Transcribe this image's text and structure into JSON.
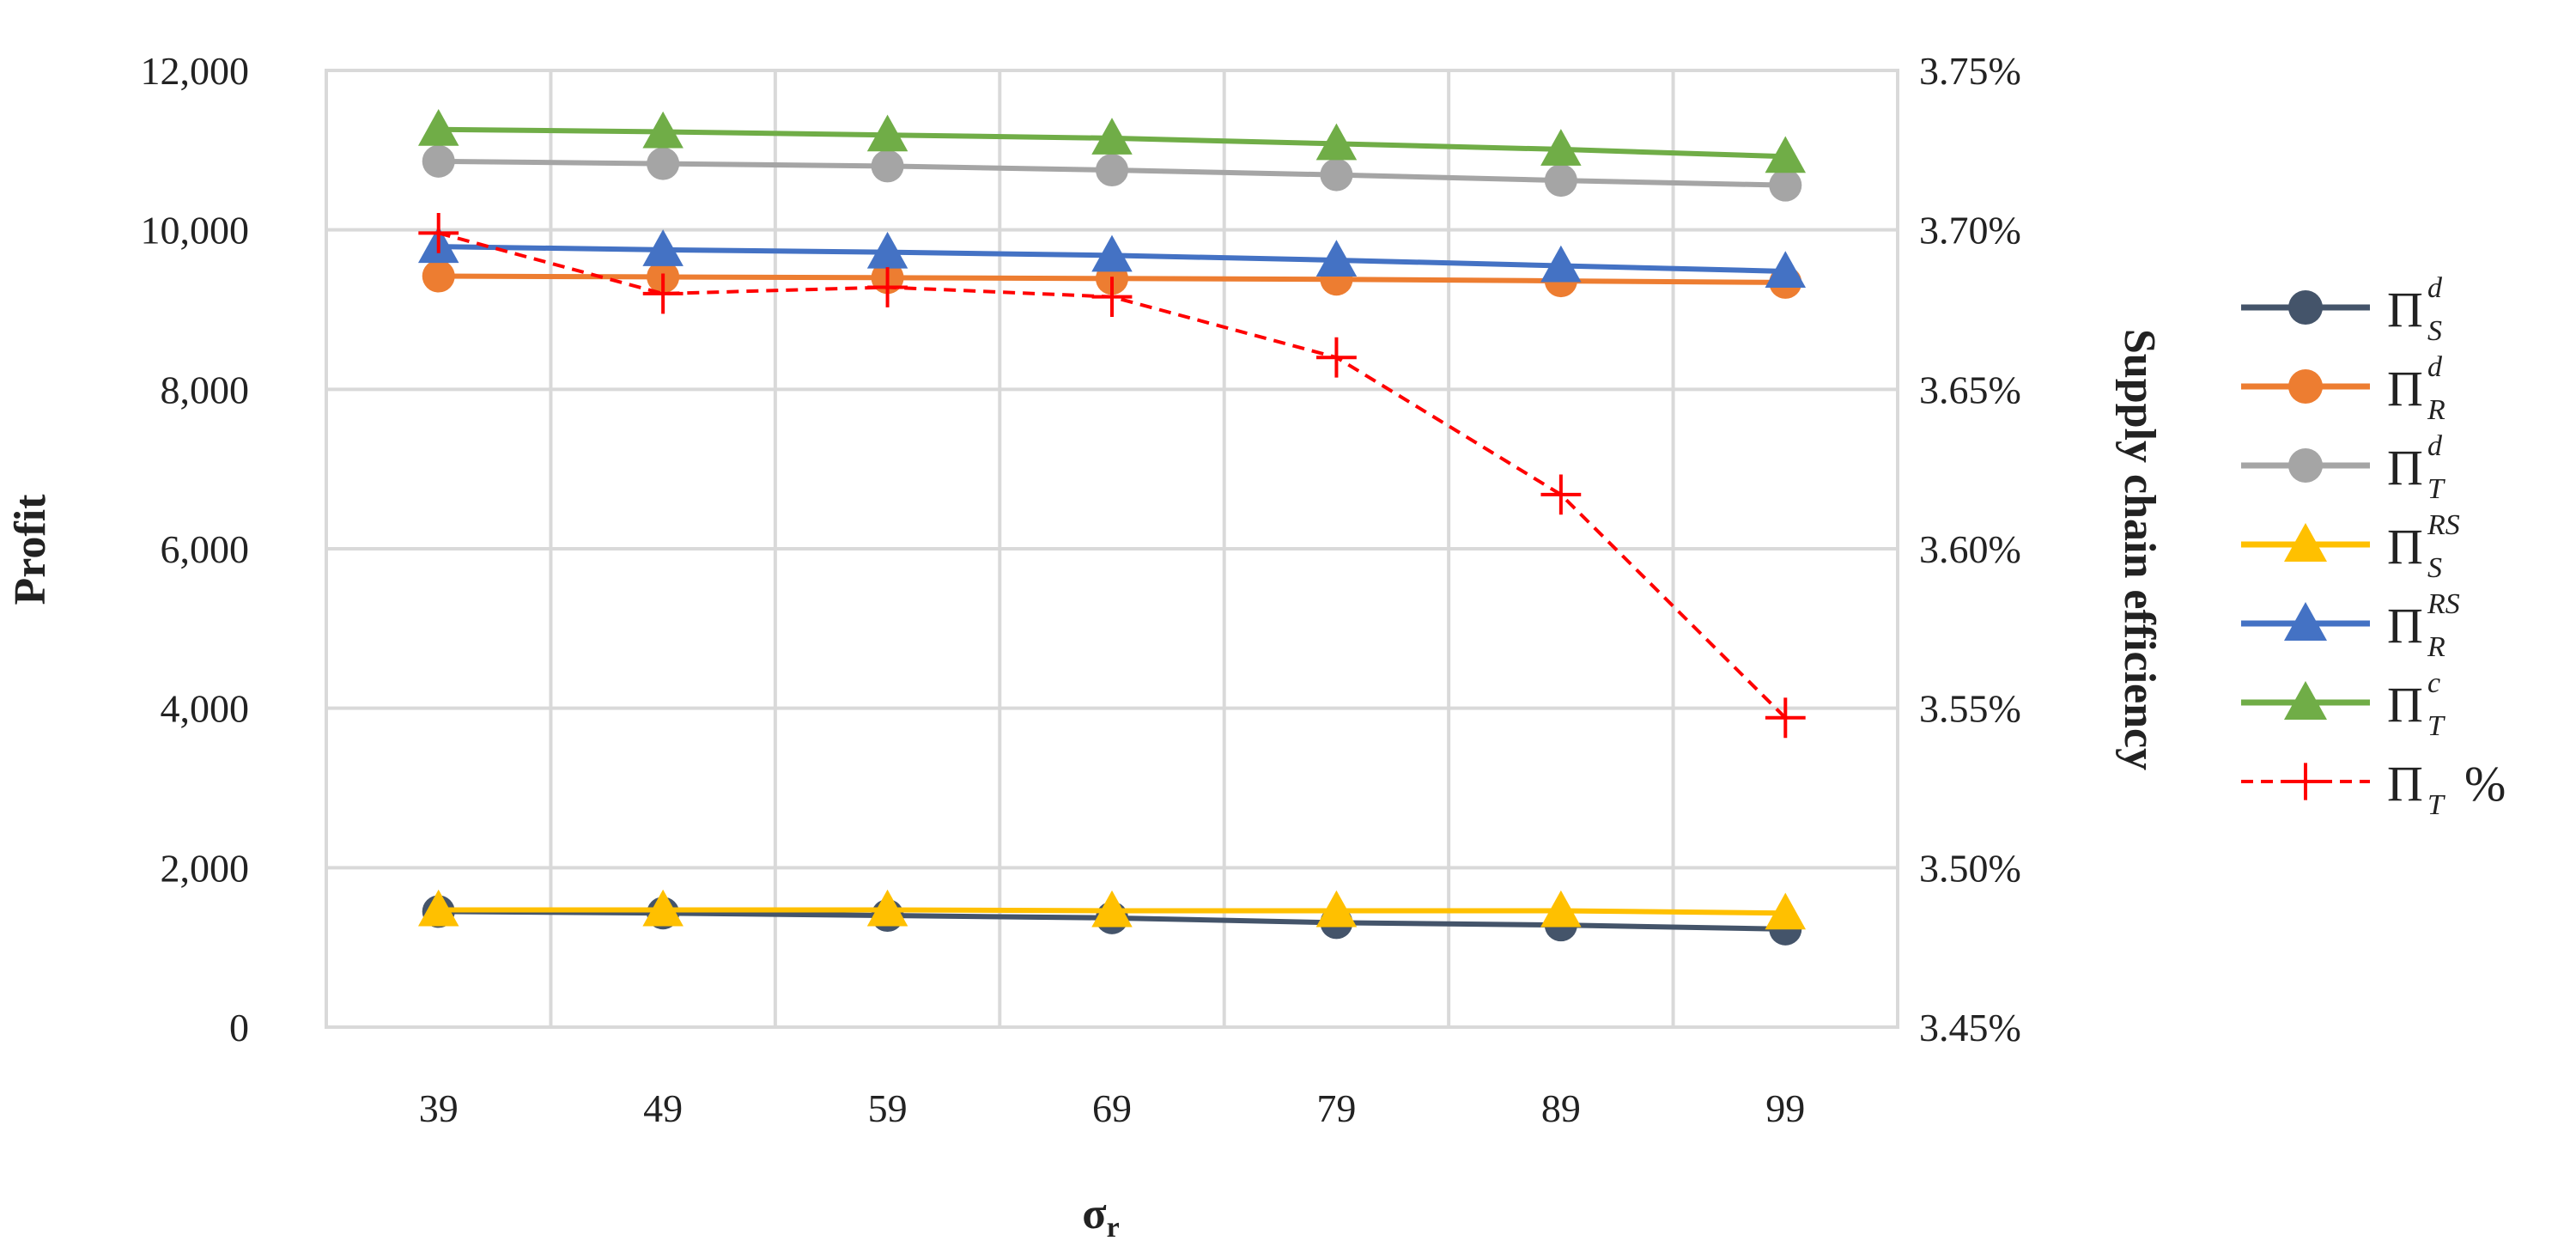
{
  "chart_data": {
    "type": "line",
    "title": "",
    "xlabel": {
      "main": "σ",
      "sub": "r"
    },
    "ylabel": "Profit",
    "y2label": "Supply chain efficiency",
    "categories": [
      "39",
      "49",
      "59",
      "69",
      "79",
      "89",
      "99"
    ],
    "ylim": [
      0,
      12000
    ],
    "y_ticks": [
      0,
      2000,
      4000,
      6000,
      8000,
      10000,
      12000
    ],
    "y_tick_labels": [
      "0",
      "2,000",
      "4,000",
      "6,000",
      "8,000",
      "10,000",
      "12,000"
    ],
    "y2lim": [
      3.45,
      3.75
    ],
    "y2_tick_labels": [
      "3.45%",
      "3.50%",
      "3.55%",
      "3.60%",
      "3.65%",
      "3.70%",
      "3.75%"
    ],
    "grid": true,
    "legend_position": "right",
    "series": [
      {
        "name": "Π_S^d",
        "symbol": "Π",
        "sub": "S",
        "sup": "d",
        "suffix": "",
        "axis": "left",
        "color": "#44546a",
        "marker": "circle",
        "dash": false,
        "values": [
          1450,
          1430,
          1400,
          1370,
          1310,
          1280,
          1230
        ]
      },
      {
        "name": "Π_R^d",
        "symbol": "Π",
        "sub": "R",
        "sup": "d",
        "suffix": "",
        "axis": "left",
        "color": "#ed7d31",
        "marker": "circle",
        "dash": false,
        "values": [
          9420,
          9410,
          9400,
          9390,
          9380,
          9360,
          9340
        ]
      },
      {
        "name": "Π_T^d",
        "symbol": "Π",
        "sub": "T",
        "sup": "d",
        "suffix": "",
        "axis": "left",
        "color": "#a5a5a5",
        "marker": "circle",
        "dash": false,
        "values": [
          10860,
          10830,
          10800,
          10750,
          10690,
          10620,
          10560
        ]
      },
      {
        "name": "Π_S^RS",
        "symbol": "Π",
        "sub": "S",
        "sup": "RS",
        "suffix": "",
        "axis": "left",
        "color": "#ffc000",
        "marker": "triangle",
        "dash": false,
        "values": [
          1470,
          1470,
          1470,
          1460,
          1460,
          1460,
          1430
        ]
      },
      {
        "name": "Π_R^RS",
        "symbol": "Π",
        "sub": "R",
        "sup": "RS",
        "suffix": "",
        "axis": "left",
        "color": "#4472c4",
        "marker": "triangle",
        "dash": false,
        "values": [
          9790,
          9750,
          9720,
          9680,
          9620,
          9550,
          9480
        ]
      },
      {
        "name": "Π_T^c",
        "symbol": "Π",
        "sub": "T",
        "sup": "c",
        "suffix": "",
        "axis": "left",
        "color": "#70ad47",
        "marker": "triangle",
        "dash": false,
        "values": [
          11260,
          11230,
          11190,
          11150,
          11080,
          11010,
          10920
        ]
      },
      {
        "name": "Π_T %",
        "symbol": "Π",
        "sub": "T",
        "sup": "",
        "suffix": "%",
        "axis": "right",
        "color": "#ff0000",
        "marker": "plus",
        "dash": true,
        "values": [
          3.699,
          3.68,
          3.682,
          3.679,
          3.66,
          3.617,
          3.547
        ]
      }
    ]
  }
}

## Instructions to follow
Track down every line holding the string "color" and copy it.

## Result of the exercise
        "color": "#44546a",
        "color": "#ed7d31",
        "color": "#a5a5a5",
        "color": "#ffc000",
        "color": "#4472c4",
        "color": "#70ad47",
        "color": "#ff0000",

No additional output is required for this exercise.